▸ **Prompt**: Collect every line that includes the string "OPOZYCJI".

**** Entries shown

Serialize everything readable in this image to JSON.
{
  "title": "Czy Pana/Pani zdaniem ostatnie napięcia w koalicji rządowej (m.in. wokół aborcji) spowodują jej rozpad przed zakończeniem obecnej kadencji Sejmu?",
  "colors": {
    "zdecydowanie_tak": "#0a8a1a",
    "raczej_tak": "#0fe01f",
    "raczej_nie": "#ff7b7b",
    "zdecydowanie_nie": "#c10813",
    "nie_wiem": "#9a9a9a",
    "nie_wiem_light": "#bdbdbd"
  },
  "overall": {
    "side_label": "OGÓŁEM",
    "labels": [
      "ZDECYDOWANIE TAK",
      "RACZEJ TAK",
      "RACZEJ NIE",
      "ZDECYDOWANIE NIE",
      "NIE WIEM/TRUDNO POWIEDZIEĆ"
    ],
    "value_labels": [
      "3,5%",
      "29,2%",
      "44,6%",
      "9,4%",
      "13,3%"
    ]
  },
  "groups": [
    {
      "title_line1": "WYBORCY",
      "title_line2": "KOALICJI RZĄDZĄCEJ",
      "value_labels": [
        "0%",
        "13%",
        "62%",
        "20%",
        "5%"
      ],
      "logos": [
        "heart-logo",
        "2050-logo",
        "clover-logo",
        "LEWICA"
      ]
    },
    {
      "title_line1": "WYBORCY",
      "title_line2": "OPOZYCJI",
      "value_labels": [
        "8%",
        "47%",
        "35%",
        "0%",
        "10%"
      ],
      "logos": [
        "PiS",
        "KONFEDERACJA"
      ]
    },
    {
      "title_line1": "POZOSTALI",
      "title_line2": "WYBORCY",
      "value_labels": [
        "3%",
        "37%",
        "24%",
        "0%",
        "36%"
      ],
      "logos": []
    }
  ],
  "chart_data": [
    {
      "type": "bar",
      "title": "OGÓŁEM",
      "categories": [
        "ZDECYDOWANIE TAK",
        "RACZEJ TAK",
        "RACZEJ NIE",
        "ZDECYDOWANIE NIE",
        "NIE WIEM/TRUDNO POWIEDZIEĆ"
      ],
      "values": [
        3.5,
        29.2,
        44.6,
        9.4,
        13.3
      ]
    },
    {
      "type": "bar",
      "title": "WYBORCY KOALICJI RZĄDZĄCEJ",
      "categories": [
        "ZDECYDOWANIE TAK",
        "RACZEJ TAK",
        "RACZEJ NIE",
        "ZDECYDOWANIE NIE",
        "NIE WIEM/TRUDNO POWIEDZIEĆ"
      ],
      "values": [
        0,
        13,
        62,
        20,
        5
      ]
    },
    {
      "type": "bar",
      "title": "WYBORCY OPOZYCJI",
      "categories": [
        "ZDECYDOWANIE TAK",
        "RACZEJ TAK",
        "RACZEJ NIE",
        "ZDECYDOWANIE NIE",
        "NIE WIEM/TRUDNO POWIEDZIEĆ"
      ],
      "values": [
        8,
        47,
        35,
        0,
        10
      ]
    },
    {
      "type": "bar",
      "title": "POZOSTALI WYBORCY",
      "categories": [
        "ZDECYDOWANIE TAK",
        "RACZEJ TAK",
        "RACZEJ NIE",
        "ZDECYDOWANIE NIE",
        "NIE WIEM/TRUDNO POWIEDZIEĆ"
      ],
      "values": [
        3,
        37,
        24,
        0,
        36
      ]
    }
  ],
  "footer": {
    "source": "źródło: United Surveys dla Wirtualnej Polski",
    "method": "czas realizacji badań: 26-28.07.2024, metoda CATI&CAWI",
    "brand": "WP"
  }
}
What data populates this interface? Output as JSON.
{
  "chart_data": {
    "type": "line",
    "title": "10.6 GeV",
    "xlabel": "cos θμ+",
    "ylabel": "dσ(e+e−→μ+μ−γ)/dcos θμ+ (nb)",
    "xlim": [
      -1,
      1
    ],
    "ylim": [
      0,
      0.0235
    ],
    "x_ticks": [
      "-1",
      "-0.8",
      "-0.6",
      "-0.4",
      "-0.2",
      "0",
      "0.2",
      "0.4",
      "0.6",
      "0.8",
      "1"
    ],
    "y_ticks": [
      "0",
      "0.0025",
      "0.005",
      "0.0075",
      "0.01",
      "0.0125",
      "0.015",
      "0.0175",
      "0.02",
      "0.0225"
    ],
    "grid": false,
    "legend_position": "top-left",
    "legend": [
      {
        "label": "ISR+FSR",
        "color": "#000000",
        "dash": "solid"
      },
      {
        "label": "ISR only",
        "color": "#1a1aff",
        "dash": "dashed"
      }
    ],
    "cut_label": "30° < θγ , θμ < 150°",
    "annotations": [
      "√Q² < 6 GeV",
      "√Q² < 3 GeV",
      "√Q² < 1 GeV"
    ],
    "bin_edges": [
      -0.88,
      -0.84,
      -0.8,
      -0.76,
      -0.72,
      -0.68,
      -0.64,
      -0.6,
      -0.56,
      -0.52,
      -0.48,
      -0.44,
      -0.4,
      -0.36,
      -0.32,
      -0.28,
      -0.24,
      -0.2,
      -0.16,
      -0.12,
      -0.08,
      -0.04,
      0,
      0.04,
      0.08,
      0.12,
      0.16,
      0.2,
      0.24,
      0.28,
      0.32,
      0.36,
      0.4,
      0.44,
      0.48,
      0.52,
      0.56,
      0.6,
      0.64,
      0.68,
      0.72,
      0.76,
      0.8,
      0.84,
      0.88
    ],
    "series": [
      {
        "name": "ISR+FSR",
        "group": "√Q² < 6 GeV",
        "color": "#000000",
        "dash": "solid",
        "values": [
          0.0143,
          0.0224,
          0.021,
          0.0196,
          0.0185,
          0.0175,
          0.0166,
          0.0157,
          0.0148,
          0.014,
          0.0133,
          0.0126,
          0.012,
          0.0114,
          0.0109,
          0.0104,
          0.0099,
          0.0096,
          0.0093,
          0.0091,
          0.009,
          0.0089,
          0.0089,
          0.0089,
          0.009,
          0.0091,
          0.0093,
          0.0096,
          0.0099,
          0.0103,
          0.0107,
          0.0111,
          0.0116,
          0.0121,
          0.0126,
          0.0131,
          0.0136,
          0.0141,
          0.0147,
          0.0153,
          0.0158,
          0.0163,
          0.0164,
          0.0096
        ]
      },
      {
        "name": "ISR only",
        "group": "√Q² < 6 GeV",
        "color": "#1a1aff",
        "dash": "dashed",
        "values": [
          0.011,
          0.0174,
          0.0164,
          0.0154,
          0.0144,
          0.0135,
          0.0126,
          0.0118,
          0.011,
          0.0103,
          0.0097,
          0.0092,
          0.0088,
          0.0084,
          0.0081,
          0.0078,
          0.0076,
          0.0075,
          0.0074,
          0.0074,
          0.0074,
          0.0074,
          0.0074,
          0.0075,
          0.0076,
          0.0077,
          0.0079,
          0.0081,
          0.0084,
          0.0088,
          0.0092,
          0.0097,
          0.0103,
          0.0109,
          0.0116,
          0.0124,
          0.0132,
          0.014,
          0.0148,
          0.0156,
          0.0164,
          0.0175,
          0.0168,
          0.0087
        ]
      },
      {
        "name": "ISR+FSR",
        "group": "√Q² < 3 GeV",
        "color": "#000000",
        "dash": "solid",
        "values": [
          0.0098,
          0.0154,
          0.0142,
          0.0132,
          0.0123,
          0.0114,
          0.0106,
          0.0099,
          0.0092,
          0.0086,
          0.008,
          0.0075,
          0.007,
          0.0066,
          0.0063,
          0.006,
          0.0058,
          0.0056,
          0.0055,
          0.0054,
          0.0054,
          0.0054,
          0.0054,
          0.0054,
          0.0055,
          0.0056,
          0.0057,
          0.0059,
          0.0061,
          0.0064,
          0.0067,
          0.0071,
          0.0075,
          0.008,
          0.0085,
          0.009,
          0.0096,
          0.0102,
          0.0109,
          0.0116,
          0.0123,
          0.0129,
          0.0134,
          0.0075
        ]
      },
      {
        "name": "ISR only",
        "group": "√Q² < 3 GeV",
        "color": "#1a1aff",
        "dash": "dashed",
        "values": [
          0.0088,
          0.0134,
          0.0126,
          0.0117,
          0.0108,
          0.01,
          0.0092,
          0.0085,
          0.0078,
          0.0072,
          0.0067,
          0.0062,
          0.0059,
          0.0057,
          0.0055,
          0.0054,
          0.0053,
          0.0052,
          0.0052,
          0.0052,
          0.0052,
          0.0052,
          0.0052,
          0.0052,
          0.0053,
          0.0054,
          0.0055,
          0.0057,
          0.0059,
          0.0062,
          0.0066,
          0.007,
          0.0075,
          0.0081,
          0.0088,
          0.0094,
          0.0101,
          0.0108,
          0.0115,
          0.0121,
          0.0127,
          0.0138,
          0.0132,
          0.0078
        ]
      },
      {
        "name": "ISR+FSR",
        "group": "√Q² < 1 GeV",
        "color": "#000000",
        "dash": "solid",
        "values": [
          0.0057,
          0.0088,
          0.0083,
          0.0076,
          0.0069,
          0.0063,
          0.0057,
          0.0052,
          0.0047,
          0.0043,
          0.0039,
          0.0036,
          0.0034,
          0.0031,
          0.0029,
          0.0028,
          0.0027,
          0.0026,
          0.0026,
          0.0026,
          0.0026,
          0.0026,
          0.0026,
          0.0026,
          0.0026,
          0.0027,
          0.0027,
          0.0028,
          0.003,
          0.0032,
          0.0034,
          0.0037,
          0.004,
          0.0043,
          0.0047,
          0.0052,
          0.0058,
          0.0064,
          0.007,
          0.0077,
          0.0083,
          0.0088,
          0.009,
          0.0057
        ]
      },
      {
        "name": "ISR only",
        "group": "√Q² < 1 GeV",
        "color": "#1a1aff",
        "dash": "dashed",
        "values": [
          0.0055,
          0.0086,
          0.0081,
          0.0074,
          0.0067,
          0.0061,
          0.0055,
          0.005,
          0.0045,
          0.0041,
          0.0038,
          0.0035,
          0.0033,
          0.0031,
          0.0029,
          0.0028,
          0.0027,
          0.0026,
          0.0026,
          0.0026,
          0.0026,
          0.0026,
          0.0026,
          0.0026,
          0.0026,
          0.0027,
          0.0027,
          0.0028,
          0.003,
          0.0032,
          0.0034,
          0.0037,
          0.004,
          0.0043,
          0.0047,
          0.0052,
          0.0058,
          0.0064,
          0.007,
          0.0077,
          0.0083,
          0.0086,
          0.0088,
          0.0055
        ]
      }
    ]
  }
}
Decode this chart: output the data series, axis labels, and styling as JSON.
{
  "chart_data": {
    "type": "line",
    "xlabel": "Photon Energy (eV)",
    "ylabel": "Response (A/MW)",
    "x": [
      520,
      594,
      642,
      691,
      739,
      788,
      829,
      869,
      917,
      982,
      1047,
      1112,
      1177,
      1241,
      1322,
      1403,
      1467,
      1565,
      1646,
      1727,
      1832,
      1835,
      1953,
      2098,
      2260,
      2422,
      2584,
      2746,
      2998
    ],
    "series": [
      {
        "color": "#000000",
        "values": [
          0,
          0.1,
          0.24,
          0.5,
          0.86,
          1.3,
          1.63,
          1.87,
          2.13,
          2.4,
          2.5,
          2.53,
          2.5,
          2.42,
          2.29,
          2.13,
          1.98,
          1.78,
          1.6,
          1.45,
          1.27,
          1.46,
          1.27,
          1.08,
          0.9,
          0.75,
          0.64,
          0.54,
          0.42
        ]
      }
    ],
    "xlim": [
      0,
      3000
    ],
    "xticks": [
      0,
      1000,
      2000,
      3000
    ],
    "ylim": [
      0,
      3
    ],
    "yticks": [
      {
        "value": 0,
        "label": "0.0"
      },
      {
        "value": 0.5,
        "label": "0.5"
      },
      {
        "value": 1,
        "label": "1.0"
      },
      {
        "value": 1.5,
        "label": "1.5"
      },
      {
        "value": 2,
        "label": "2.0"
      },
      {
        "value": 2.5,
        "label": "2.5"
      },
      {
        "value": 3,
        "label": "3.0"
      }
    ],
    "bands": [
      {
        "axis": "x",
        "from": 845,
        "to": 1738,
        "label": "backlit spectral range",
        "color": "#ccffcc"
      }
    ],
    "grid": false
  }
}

********

▸ **The completed task**:
      "title_line2": "OPOZYCJI",
      "title": "WYBORCY OPOZYCJI",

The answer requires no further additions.